◆ Page excerpt
+--

Kubernetes Deployment Guide

This guide covers Helm-first Kubernetes deployment and key operational constraints.

For reverse proxy and tunnel routing details, see REVERSE_PROXY_AND_TUNNELS.md.

Helm Chart (Recommended)

The chart supports:

All-in-One mode (single pod)
Individual mode (separate services)

Published Helm chart reference:

Repository URL: https://soundspan.github.io/soundspan
Chart name: soundspan
Chart reference: soundspan/soundspan

helm repo add soundspan https://soundspan.github.io/soundspan
helm repo update
helm search repo soundspan/soundspan

All-in-One install

helm repo add soundspan https://soundspan.github.io/soundspan
helm install soundspan soundspan/soundspan
  --set music.persistence.existingClaim=my-music-pvc

Individual mode install

helm repo add soundspan https://soundspan.github.io/soundspan
helm install soundspan soundspan/soundspan
  --set deploymentMode=individual \
  --set music.persistence.existingClaim=my-music-pvc \
  --set tidalSidecar.enabled=true \
  --set ytmusicStreamer.enabled=true

For HA-oriented defaults without configuring many individual switches:

helm repo add soundspan https://soundspan.github.io/soundspan
helm install soundspan soundspan/soundspan
  --set deploymentMode=individual \
  --set haMode.enabled=true \
  --set music.persistence.existingClaim=my-music-pvc

See full values reference in ../charts/soundspan/README.md.

+--

◆ Stored data
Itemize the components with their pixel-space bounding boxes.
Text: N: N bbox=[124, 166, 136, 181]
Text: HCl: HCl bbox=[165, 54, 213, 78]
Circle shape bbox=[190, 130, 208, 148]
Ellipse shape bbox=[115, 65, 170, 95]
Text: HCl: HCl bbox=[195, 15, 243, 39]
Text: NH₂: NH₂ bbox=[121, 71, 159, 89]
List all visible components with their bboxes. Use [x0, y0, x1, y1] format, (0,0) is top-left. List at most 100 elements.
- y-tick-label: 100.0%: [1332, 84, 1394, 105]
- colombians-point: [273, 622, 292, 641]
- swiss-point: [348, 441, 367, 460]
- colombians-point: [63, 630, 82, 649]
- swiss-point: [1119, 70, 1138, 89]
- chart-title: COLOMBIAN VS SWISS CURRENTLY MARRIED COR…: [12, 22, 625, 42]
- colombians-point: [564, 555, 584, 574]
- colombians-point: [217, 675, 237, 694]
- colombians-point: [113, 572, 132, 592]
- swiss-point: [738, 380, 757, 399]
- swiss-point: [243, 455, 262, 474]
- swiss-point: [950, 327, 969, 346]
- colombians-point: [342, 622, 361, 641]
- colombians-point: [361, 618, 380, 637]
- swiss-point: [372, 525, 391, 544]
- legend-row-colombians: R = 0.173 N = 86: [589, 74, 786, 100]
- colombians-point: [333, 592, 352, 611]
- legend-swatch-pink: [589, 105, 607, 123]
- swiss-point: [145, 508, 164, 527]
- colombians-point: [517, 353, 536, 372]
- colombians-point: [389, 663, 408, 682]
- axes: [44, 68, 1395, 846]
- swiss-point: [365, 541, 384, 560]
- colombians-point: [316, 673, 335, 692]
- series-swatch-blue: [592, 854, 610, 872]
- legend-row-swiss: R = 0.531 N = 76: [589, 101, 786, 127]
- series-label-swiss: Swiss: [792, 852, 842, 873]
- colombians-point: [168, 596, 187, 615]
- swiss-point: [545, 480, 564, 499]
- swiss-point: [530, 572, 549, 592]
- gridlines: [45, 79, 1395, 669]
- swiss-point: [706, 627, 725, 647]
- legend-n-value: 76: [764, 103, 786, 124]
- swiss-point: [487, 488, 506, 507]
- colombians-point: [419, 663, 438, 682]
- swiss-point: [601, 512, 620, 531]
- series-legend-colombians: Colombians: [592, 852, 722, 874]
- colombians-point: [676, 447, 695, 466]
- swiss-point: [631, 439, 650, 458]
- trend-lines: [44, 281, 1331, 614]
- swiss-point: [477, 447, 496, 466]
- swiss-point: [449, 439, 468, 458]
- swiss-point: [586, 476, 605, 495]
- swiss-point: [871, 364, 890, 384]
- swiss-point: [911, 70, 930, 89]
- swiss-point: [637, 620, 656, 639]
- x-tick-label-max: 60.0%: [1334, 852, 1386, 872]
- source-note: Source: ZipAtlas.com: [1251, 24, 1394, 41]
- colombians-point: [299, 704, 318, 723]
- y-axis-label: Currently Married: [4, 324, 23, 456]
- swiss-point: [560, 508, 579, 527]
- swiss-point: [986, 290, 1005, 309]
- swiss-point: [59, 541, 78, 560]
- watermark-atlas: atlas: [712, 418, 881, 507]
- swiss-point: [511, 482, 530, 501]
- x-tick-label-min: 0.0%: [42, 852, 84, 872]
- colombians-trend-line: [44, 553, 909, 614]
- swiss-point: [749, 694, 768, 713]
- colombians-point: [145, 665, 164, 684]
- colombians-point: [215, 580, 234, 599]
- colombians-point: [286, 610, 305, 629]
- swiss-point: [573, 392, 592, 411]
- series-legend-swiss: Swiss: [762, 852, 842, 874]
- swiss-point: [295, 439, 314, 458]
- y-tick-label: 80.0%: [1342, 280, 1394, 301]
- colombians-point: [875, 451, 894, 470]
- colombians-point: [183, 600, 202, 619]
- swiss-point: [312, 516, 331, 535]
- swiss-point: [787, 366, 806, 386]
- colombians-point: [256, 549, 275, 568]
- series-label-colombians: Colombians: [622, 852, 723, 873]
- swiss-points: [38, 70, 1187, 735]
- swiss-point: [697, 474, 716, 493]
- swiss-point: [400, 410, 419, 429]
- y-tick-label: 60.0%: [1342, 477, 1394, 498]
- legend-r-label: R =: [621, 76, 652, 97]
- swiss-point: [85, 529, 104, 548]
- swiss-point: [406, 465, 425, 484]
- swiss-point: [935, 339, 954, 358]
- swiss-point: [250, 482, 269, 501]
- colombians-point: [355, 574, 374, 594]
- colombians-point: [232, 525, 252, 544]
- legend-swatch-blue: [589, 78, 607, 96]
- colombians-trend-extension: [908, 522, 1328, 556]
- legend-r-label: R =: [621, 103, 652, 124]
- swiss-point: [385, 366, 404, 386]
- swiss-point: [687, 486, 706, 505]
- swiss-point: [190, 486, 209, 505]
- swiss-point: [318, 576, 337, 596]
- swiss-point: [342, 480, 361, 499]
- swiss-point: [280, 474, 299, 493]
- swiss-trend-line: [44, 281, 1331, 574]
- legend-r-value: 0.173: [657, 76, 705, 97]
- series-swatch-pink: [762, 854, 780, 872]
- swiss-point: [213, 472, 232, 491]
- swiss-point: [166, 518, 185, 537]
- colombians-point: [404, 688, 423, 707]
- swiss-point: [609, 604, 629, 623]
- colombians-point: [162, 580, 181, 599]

+--

◆ Objective
In the Kubernetes deployment guide, condense the paragraph that begins "Published Helm chart reference" into a single sentence that keeps its main facts.

◆ Output
The Helm chart is named soundspan, is referenced as soundspan/soundspan, and is published in the repository at https://soundspan.github.io/soundspan.